Records from a data collection
— BEGIN —

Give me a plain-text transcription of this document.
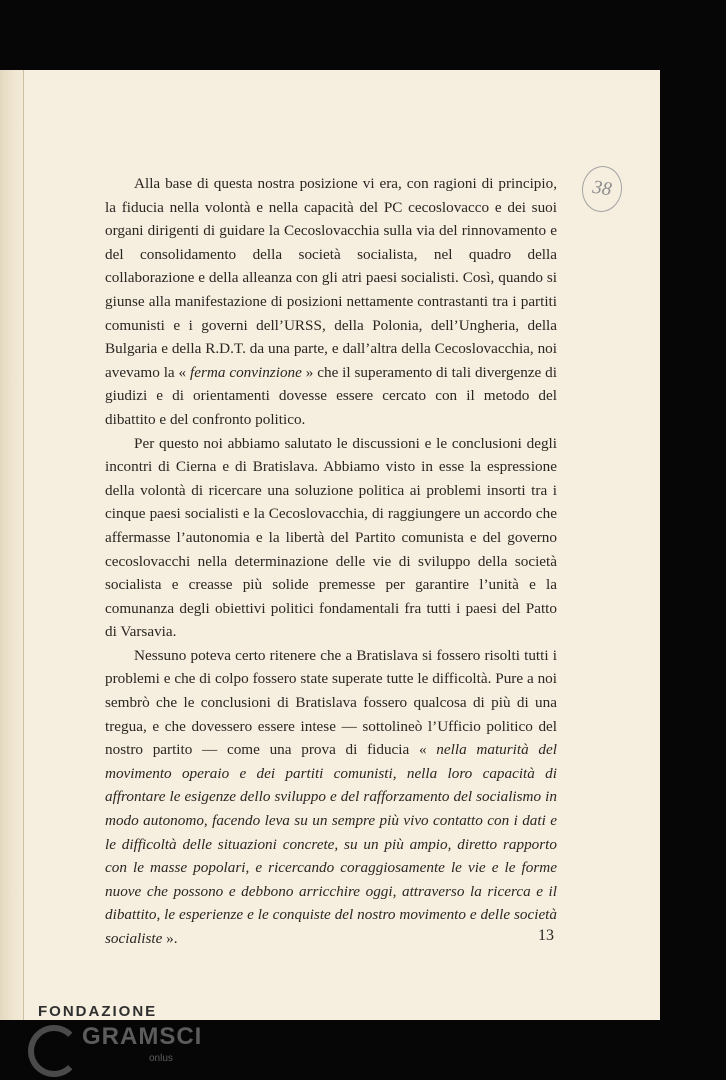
38

Alla base di questa nostra posizione vi era, con ragioni di principio, la fiducia nella volontà e nella capacità del PC cecoslovacco e dei suoi organi dirigenti di guidare la Cecoslovacchia sulla via del rinnovamento e del consolidamento della società socialista, nel quadro della collaborazione e della alleanza con gli atri paesi socialisti. Così, quando si giunse alla manifestazione di posizioni nettamente contrastanti tra i partiti comunisti e i governi dell’URSS, della Polonia, dell’Ungheria, della Bulgaria e della R.D.T. da una parte, e dall’altra della Cecoslovacchia, noi avevamo la « ferma convinzione » che il superamento di tali divergenze di giudizi e di orientamenti dovesse essere cercato con il metodo del dibattito e del confronto politico.

Per questo noi abbiamo salutato le discussioni e le conclusioni degli incontri di Cierna e di Bratislava. Abbiamo visto in esse la espressione della volontà di ricercare una soluzione politica ai problemi insorti tra i cinque paesi socialisti e la Cecoslovacchia, di raggiungere un accordo che affermasse l’autonomia e la libertà del Partito comunista e del governo cecoslovacchi nella determinazione delle vie di sviluppo della società socialista e creasse più solide premesse per garantire l’unità e la comunanza degli obiettivi politici fondamentali fra tutti i paesi del Patto di Varsavia.

Nessuno poteva certo ritenere che a Bratislava si fossero risolti tutti i problemi e che di colpo fossero state superate tutte le difficoltà. Pure a noi sembrò che le conclusioni di Bratislava fossero qualcosa di più di una tregua, e che dovessero essere intese — sottolineò l’Ufficio politico del nostro partito — come una prova di fiducia « nella maturità del movimento operaio e dei partiti comunisti, nella loro capacità di affrontare le esigenze dello sviluppo e del rafforzamento del socialismo in modo autonomo, facendo leva su un sempre più vivo contatto con i dati e le difficoltà delle situazioni concrete, su un più ampio, diretto rapporto con le masse popolari, e ricercando coraggiosamente le vie e le forme nuove che possono e debbono arricchire oggi, attraverso la ricerca e il dibattito, le esperienze e le conquiste del nostro movimento e delle società socialiste ».	13
FONDAZIONE
GRAMSCI
onlus
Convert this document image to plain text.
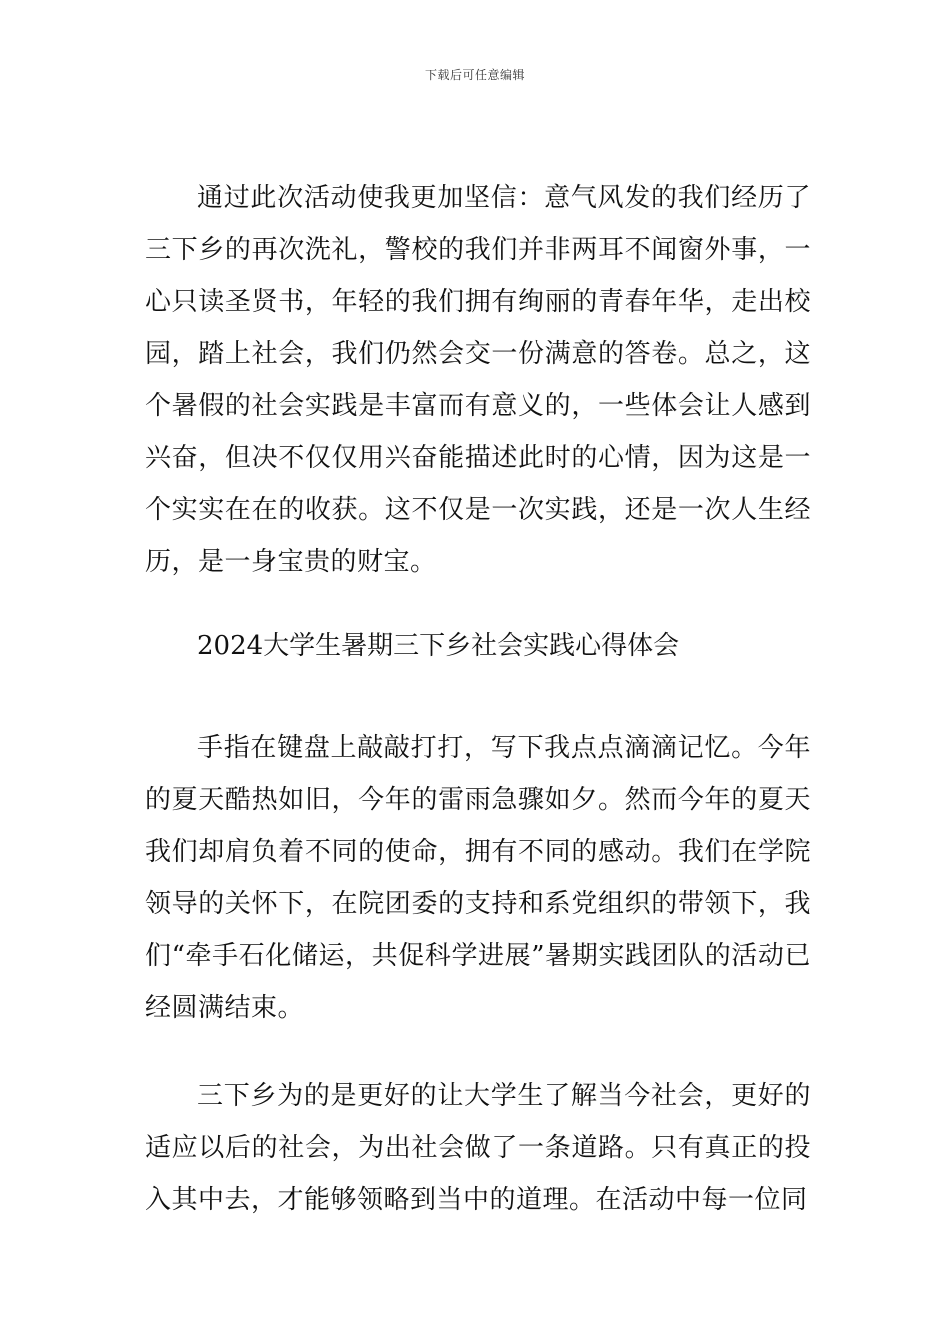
下载后可任意编辑

通过此次活动使我更加坚信：意气风发的我们经历了三下乡的再次洗礼，警校的我们并非两耳不闻窗外事，一心只读圣贤书，年轻的我们拥有绚丽的青春年华，走出校园，踏上社会，我们仍然会交一份满意的答卷。总之，这个暑假的社会实践是丰富而有意义的，一些体会让人感到兴奋，但决不仅仅用兴奋能描述此时的心情，因为这是一个实实在在的收获。这不仅是一次实践，还是一次人生经历，是一身宝贵的财宝。

2024大学生暑期三下乡社会实践心得体会

手指在键盘上敲敲打打，写下我点点滴滴记忆。今年的夏天酷热如旧，今年的雷雨急骤如夕。然而今年的夏天我们却肩负着不同的使命，拥有不同的感动。我们在学院领导的关怀下，在院团委的支持和系党组织的带领下，我们“牵手石化储运，共促科学进展”暑期实践团队的活动已经圆满结束。

三下乡为的是更好的让大学生了解当今社会，更好的适应以后的社会，为出社会做了一条道路。只有真正的投入其中去，才能够领略到当中的道理。在活动中每一位同
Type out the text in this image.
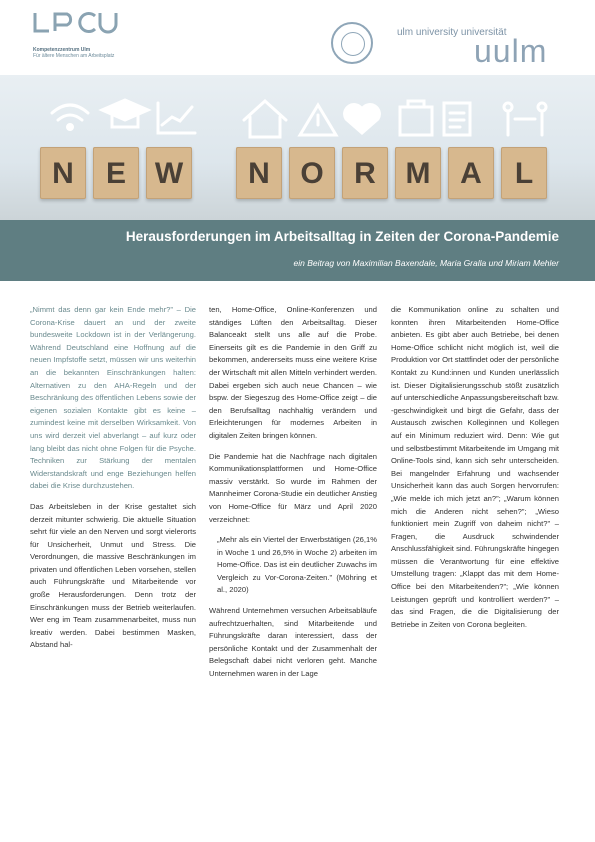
Kompetenzzentrum Ulm
Für ältere Menschen am Arbeitsplatz
ulm university universität
uulm
N	E W	N	O	R M A	L
Herausforderungen im Arbeitsalltag in Zeiten der Corona-Pandemie
ein Beitrag von Maximilian Baxendale, Maria Gralla und Miriam Mehler

„Nimmt das denn gar kein Ende mehr?” – Die Corona-Krise dauert an und der zweite bundesweite Lockdown ist in der Verlängerung. Während Deutschland eine Hoffnung auf die neuen Impfstoffe setzt, müssen wir uns weiterhin an die bekannten Einschränkungen halten: Alternativen zu den AHA-Regeln und der Beschränkung des öffentlichen Lebens sowie der eigenen sozialen Kontakte gibt es keine – zumindest keine mit derselben Wirksamkeit. Von uns wird derzeit viel abverlangt – auf kurz oder lang bleibt das nicht ohne Folgen für die Psyche. Techniken zur Stärkung der mentalen Widerstandskraft und enge Beziehungen helfen dabei die Krise durchzustehen.

Das Arbeitsleben in der Krise gestaltet sich derzeit mitunter schwierig. Die aktuelle Situation sehrt für viele an den Nerven und sorgt vielerorts für Unsicherheit, Unmut und Stress. Die Verordnungen, die massive Beschränkungen im privaten und öffentlichen Leben vorsehen, stellen auch Führungskräfte und Mitarbeitende vor große Herausforderungen. Denn trotz der Einschränkungen muss der Betrieb weiterlaufen. Wer eng im Team zusammenarbeitet, muss nun kreativ werden. Dabei bestimmen Masken, Abstand hal-

ten, Home-Office, Online-Konferenzen und ständiges Lüften den Arbeitsalltag. Dieser Balanceakt stellt uns alle auf die Probe. Einerseits gilt es die Pandemie in den Griff zu bekommen, andererseits muss eine weitere Krise der Wirtschaft mit allen Mitteln verhindert werden. Dabei ergeben sich auch neue Chancen – wie bspw. der Siegeszug des Home-Office zeigt – die den Berufsalltag nachhaltig verändern und Erleichterungen für modernes Arbeiten in digitalen Zeiten bringen können.

Die Pandemie hat die Nachfrage nach digitalen Kommunikationsplattformen und Home-Office massiv verstärkt. So wurde im Rahmen der Mannheimer Corona-Studie ein deutlicher Anstieg von Home-Office für März und April 2020 verzeichnet:

„Mehr als ein Viertel der Erwerbstätigen (26,1% in Woche 1 und 26,5% in Woche 2) arbeiten im Home-Office. Das ist ein deutlicher Zuwachs im Vergleich zu Vor-Corona-Zeiten.” (Möhring et al., 2020)

Während Unternehmen versuchen Arbeitsabläufe aufrechtzuerhalten, sind Mitarbeitende und Führungskräfte daran interessiert, dass der persönliche Kontakt und der Zusammenhalt der Belegschaft dabei nicht verloren geht. Manche Unternehmen waren in der Lage

die Kommunikation online zu schalten und konnten ihren Mitarbeitenden Home-Office anbieten. Es gibt aber auch Betriebe, bei denen Home-Office schlicht nicht möglich ist, weil die Produktion vor Ort stattfindet oder der persönliche Kontakt zu Kund:innen und Kunden unerlässlich ist. Dieser Digitalisierungsschub stößt zusätzlich auf unterschiedliche Anpassungsbereitschaft bzw. -geschwindigkeit und birgt die Gefahr, dass der Austausch zwischen Kolleginnen und Kollegen auf ein Minimum reduziert wird. Denn: Wie gut und selbstbestimmt Mitarbeitende im Umgang mit Online-Tools sind, kann sich sehr unterscheiden. Bei mangelnder Erfahrung und wachsender Unsicherheit kann das auch Sorgen hervorrufen: „Wie melde ich mich jetzt an?”; „Warum können mich die Anderen nicht sehen?”; „Wieso funktioniert mein Zugriff von daheim nicht?” – Fragen, die Ausdruck schwindender Anschlussfähigkeit sind. Führungskräfte hingegen müssen die Verantwortung für eine effektive Umstellung tragen: „Klappt das mit dem Home-Office bei den Mitarbeitenden?”; „Wie können Leistungen geprüft und kontrolliert werden?” – das sind Fragen, die die Digitalisierung der Betriebe in Zeiten von Corona begleiten.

— END —

The exercise: Return every line holding the word "Online" from the records.

Written response:
ten, Home-Office, Online-Konferenzen und ständiges Lüften den Arbeitsalltag. Dieser Balanceakt stellt uns alle auf die Probe. Einerseits gilt es die Pandemie in den Griff zu bekommen, andererseits muss eine weitere Krise der Wirtschaft mit allen Mitteln verhindert werden. Dabei ergeben sich auch neue Chancen – wie bspw. der Siegeszug des Home-Office zeigt – die den Berufsalltag nachhaltig verändern und Erleichterungen für modernes Arbeiten in digitalen Zeiten bringen können.
die Kommunikation online zu schalten und konnten ihren Mitarbeitenden Home-Office anbieten. Es gibt aber auch Betriebe, bei denen Home-Office schlicht nicht möglich ist, weil die Produktion vor Ort stattfindet oder der persönliche Kontakt zu Kund:innen und Kunden unerlässlich ist. Dieser Digitalisierungsschub stößt zusätzlich auf unterschiedliche Anpassungsbereitschaft bzw. -geschwindigkeit und birgt die Gefahr, dass der Austausch zwischen Kolleginnen und Kollegen auf ein Minimum reduziert wird. Denn: Wie gut und selbstbestimmt Mitarbeitende im Umgang mit Online-Tools sind, kann sich sehr unterscheiden. Bei mangelnder Erfahrung und wachsender Unsicherheit kann das auch Sorgen hervorrufen: „Wie melde ich mich jetzt an?”; „Warum können mich die Anderen nicht sehen?”; „Wieso funktioniert mein Zugriff von daheim nicht?” – Fragen, die Ausdruck schwindender Anschlussfähigkeit sind. Führungskräfte hingegen müssen die Verantwortung für eine effektive Umstellung tragen: „Klappt das mit dem Home-Office bei den Mitarbeitenden?”; „Wie können Leistungen geprüft und kontrolliert werden?” – das sind Fragen, die die Digitalisierung der Betriebe in Zeiten von Corona begleiten.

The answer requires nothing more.